Source data:

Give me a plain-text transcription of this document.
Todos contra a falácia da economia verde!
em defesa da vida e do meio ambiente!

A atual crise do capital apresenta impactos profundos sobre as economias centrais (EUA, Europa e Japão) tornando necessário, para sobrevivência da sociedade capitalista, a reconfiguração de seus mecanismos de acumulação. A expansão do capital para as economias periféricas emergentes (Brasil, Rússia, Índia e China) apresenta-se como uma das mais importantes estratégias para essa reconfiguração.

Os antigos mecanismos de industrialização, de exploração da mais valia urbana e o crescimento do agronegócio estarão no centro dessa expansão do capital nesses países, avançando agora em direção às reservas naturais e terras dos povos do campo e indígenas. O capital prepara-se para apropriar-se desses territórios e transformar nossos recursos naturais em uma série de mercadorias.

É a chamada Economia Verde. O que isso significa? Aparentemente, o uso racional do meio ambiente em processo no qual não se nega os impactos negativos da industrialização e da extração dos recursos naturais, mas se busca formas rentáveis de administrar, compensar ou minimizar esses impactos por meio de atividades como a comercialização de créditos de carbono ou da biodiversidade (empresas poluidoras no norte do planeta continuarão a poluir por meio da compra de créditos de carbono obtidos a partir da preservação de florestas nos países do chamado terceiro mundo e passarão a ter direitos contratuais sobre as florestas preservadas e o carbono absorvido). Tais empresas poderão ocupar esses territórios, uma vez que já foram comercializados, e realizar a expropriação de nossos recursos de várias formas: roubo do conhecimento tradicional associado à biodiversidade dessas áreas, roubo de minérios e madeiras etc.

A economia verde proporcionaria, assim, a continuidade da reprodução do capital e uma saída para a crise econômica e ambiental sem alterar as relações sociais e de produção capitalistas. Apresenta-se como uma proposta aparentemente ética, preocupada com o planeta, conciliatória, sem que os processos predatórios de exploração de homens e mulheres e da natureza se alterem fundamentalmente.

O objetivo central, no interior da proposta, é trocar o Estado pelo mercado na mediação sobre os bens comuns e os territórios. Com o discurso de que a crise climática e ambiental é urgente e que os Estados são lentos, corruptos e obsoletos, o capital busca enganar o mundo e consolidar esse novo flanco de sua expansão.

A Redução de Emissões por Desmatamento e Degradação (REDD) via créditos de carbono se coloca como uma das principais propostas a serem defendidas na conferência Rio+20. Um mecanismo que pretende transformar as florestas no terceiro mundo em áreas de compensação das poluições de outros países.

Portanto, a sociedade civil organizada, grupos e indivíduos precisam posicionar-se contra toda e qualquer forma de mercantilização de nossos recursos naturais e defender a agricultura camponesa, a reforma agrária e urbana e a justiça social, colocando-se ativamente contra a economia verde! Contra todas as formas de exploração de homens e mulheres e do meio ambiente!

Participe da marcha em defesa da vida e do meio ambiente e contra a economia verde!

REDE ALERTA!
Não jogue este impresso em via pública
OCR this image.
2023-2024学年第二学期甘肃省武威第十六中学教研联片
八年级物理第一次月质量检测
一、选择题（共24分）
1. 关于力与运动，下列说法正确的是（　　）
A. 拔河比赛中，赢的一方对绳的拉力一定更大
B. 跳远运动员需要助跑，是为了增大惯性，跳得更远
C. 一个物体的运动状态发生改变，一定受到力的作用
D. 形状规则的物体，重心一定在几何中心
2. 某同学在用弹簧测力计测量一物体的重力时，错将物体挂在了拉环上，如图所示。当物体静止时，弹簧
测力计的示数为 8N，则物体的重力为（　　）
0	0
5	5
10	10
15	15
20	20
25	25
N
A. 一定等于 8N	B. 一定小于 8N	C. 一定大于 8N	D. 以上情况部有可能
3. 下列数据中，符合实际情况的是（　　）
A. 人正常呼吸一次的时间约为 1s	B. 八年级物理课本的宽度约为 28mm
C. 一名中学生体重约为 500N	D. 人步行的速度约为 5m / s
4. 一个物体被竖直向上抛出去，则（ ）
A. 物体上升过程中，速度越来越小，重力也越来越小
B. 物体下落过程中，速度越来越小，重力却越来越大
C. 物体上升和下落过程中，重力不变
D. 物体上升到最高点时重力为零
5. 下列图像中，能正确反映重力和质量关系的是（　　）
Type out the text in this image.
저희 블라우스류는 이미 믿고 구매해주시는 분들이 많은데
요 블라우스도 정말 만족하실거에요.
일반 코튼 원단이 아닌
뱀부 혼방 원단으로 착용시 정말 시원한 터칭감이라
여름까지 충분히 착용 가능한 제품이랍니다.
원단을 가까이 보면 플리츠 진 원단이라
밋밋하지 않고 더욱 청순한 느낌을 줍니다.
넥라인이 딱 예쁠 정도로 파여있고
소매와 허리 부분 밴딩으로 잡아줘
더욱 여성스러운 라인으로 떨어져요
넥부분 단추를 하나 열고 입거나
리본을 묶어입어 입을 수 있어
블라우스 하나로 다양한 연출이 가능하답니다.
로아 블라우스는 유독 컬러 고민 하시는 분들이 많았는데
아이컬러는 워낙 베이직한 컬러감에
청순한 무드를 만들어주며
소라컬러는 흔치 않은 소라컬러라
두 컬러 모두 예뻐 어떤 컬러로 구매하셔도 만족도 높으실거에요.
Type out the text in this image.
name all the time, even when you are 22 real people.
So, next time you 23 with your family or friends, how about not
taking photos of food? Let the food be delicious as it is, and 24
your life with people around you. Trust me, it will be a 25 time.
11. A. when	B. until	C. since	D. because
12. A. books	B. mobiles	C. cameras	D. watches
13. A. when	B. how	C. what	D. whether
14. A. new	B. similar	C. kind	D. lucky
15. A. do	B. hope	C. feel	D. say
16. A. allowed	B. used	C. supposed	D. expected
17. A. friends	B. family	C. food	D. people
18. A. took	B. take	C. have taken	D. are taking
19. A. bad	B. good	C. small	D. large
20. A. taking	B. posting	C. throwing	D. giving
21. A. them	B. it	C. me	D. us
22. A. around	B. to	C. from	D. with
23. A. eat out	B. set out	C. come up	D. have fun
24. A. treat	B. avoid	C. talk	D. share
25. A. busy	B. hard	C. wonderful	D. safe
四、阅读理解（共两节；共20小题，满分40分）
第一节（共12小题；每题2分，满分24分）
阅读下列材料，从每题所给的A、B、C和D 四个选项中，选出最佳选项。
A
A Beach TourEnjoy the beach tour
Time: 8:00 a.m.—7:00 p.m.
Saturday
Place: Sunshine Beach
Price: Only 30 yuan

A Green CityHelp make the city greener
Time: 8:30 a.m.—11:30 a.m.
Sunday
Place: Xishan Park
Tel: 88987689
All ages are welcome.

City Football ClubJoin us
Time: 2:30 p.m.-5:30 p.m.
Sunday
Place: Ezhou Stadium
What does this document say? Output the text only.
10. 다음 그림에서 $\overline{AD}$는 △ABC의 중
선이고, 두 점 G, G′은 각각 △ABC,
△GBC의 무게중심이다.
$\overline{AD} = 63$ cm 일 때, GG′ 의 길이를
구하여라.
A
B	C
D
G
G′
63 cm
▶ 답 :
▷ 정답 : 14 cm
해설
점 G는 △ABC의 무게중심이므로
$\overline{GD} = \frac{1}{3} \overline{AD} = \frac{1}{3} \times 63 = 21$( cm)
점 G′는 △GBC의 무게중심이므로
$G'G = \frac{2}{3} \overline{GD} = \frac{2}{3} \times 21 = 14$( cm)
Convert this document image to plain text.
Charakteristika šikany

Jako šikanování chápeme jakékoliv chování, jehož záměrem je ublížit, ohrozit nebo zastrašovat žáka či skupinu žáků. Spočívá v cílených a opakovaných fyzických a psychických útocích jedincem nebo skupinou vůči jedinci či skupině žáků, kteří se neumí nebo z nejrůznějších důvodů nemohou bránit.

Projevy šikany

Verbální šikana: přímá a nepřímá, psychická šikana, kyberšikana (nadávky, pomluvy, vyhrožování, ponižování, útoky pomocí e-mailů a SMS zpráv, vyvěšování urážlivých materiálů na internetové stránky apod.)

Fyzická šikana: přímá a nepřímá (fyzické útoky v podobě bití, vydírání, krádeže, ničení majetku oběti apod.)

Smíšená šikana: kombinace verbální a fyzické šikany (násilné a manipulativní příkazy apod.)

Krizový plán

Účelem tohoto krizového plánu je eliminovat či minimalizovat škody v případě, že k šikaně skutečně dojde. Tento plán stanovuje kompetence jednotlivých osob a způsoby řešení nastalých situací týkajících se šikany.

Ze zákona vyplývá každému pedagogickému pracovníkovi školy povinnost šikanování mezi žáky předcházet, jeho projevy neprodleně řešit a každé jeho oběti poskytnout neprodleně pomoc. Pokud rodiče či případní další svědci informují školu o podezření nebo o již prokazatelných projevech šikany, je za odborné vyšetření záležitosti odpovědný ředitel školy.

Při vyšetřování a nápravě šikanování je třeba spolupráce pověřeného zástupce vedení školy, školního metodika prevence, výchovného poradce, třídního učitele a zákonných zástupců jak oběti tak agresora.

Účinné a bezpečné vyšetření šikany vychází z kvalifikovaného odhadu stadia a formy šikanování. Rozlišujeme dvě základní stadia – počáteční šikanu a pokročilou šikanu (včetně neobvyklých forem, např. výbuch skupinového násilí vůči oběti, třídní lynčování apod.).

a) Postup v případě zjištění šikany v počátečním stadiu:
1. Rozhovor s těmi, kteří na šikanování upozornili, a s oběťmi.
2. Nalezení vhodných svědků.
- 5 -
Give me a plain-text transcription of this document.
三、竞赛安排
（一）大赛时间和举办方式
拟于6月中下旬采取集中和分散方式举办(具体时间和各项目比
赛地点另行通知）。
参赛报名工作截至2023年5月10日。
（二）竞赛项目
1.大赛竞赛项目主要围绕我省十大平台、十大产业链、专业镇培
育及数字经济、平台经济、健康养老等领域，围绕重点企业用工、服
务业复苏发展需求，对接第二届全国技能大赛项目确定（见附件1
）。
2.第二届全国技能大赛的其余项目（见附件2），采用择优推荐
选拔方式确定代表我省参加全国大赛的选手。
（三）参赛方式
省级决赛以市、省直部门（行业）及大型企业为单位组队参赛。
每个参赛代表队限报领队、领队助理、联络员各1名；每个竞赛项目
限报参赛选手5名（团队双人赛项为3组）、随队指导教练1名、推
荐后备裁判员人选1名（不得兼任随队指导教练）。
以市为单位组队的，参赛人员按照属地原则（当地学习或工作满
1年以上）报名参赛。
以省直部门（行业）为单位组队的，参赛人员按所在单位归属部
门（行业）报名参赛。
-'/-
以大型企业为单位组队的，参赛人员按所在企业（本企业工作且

Exercise details: From the entries above, pull out each line that includes "have".

Expected answer:
18. A. took	B. take	C. have taken	D. are taking
23. A. eat out	B. set out	C. come up	D. have fun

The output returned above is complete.